◆ **GIVEN PROBLEM**
Please repeat all of the listing exactly.
## START EXTRACTED RECORDS
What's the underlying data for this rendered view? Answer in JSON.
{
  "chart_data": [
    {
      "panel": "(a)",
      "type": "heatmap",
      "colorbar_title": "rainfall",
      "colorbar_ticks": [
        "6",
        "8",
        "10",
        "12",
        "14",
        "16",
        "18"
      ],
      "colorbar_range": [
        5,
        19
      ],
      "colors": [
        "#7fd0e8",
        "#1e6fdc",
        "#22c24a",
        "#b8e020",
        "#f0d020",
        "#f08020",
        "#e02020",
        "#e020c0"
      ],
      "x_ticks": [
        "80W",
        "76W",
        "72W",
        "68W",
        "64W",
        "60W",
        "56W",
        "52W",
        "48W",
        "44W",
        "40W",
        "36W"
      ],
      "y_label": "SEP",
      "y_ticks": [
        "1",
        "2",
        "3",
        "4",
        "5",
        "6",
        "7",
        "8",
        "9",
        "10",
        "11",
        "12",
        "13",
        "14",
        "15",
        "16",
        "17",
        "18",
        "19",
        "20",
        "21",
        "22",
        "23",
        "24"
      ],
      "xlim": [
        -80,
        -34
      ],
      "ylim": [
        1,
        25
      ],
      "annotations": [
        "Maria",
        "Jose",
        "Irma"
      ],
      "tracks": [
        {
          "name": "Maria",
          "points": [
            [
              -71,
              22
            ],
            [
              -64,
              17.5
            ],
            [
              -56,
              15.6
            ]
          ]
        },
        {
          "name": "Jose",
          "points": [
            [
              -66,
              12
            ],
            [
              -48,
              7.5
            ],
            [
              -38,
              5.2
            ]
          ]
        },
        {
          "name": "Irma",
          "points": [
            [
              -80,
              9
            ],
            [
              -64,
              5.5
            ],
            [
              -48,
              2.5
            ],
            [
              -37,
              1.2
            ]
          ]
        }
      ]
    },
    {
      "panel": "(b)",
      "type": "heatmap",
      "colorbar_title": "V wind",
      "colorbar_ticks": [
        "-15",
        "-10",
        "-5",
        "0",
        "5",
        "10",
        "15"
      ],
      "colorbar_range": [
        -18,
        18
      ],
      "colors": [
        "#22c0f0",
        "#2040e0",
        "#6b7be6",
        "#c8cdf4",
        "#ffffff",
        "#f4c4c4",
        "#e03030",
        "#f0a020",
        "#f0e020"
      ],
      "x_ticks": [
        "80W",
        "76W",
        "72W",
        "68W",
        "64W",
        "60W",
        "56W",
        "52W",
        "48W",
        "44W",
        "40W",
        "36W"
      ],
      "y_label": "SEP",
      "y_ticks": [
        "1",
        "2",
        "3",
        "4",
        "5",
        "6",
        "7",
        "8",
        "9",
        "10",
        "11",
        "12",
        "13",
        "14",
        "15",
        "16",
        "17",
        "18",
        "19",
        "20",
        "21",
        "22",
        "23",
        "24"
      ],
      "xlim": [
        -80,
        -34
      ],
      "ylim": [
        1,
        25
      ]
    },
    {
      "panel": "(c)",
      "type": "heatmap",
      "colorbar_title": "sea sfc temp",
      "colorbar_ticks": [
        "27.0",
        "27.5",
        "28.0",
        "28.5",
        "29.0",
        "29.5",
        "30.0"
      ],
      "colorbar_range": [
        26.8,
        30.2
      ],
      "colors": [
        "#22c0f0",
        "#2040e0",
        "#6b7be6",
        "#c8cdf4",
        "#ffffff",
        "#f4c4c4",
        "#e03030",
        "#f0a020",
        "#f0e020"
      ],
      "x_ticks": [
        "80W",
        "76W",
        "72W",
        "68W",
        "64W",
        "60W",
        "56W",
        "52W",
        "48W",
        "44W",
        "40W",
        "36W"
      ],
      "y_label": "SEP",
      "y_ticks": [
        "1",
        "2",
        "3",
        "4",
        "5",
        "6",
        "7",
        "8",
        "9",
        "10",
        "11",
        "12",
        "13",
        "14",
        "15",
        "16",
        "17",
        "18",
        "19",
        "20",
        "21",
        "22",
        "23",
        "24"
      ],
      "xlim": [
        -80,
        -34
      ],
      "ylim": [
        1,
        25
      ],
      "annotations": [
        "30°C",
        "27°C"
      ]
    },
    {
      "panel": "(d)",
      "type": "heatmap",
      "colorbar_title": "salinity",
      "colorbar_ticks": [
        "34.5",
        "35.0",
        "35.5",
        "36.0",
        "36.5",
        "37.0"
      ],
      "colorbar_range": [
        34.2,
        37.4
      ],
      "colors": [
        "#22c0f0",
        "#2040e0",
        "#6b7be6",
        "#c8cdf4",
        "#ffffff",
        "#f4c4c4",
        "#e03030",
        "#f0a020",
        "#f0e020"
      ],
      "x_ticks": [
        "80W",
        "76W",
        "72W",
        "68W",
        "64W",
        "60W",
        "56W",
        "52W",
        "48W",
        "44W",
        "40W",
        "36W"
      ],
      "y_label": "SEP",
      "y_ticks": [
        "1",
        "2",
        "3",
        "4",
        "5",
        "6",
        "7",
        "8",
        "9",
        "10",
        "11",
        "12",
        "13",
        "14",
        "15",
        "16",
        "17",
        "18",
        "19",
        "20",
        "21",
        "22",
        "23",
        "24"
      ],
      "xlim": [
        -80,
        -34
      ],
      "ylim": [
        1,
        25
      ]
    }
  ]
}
## END EXTRACTED RECORDS
◆ **TASK RESPONSE**
What's the underlying data for this rendered view? Answer in JSON.
{
  "chart_data": [
    {
      "panel": "(a)",
      "type": "heatmap",
      "colorbar_title": "rainfall",
      "colorbar_ticks": [
        "6",
        "8",
        "10",
        "12",
        "14",
        "16",
        "18"
      ],
      "colorbar_range": [
        5,
        19
      ],
      "colors": [
        "#7fd0e8",
        "#1e6fdc",
        "#22c24a",
        "#b8e020",
        "#f0d020",
        "#f08020",
        "#e02020",
        "#e020c0"
      ],
      "x_ticks": [
        "80W",
        "76W",
        "72W",
        "68W",
        "64W",
        "60W",
        "56W",
        "52W",
        "48W",
        "44W",
        "40W",
        "36W"
      ],
      "y_label": "SEP",
      "y_ticks": [
        "1",
        "2",
        "3",
        "4",
        "5",
        "6",
        "7",
        "8",
        "9",
        "10",
        "11",
        "12",
        "13",
        "14",
        "15",
        "16",
        "17",
        "18",
        "19",
        "20",
        "21",
        "22",
        "23",
        "24"
      ],
      "xlim": [
        -80,
        -34
      ],
      "ylim": [
        1,
        25
      ],
      "annotations": [
        "Maria",
        "Jose",
        "Irma"
      ],
      "tracks": [
        {
          "name": "Maria",
          "points": [
            [
              -71,
              22
            ],
            [
              -64,
              17.5
            ],
            [
              -56,
              15.6
            ]
          ]
        },
        {
          "name": "Jose",
          "points": [
            [
              -66,
              12
            ],
            [
              -48,
              7.5
            ],
            [
              -38,
              5.2
            ]
          ]
        },
        {
          "name": "Irma",
          "points": [
            [
              -80,
              9
            ],
            [
              -64,
              5.5
            ],
            [
              -48,
              2.5
            ],
            [
              -37,
              1.2
            ]
          ]
        }
      ]
    },
    {
      "panel": "(b)",
      "type": "heatmap",
      "colorbar_title": "V wind",
      "colorbar_ticks": [
        "-15",
        "-10",
        "-5",
        "0",
        "5",
        "10",
        "15"
      ],
      "colorbar_range": [
        -18,
        18
      ],
      "colors": [
        "#22c0f0",
        "#2040e0",
        "#6b7be6",
        "#c8cdf4",
        "#ffffff",
        "#f4c4c4",
        "#e03030",
        "#f0a020",
        "#f0e020"
      ],
      "x_ticks": [
        "80W",
        "76W",
        "72W",
        "68W",
        "64W",
        "60W",
        "56W",
        "52W",
        "48W",
        "44W",
        "40W",
        "36W"
      ],
      "y_label": "SEP",
      "y_ticks": [
        "1",
        "2",
        "3",
        "4",
        "5",
        "6",
        "7",
        "8",
        "9",
        "10",
        "11",
        "12",
        "13",
        "14",
        "15",
        "16",
        "17",
        "18",
        "19",
        "20",
        "21",
        "22",
        "23",
        "24"
      ],
      "xlim": [
        -80,
        -34
      ],
      "ylim": [
        1,
        25
      ]
    },
    {
      "panel": "(c)",
      "type": "heatmap",
      "colorbar_title": "sea sfc temp",
      "colorbar_ticks": [
        "27.0",
        "27.5",
        "28.0",
        "28.5",
        "29.0",
        "29.5",
        "30.0"
      ],
      "colorbar_range": [
        26.8,
        30.2
      ],
      "colors": [
        "#22c0f0",
        "#2040e0",
        "#6b7be6",
        "#c8cdf4",
        "#ffffff",
        "#f4c4c4",
        "#e03030",
        "#f0a020",
        "#f0e020"
      ],
      "x_ticks": [
        "80W",
        "76W",
        "72W",
        "68W",
        "64W",
        "60W",
        "56W",
        "52W",
        "48W",
        "44W",
        "40W",
        "36W"
      ],
      "y_label": "SEP",
      "y_ticks": [
        "1",
        "2",
        "3",
        "4",
        "5",
        "6",
        "7",
        "8",
        "9",
        "10",
        "11",
        "12",
        "13",
        "14",
        "15",
        "16",
        "17",
        "18",
        "19",
        "20",
        "21",
        "22",
        "23",
        "24"
      ],
      "xlim": [
        -80,
        -34
      ],
      "ylim": [
        1,
        25
      ],
      "annotations": [
        "30°C",
        "27°C"
      ]
    },
    {
      "panel": "(d)",
      "type": "heatmap",
      "colorbar_title": "salinity",
      "colorbar_ticks": [
        "34.5",
        "35.0",
        "35.5",
        "36.0",
        "36.5",
        "37.0"
      ],
      "colorbar_range": [
        34.2,
        37.4
      ],
      "colors": [
        "#22c0f0",
        "#2040e0",
        "#6b7be6",
        "#c8cdf4",
        "#ffffff",
        "#f4c4c4",
        "#e03030",
        "#f0a020",
        "#f0e020"
      ],
      "x_ticks": [
        "80W",
        "76W",
        "72W",
        "68W",
        "64W",
        "60W",
        "56W",
        "52W",
        "48W",
        "44W",
        "40W",
        "36W"
      ],
      "y_label": "SEP",
      "y_ticks": [
        "1",
        "2",
        "3",
        "4",
        "5",
        "6",
        "7",
        "8",
        "9",
        "10",
        "11",
        "12",
        "13",
        "14",
        "15",
        "16",
        "17",
        "18",
        "19",
        "20",
        "21",
        "22",
        "23",
        "24"
      ],
      "xlim": [
        -80,
        -34
      ],
      "ylim": [
        1,
        25
      ]
    }
  ]
}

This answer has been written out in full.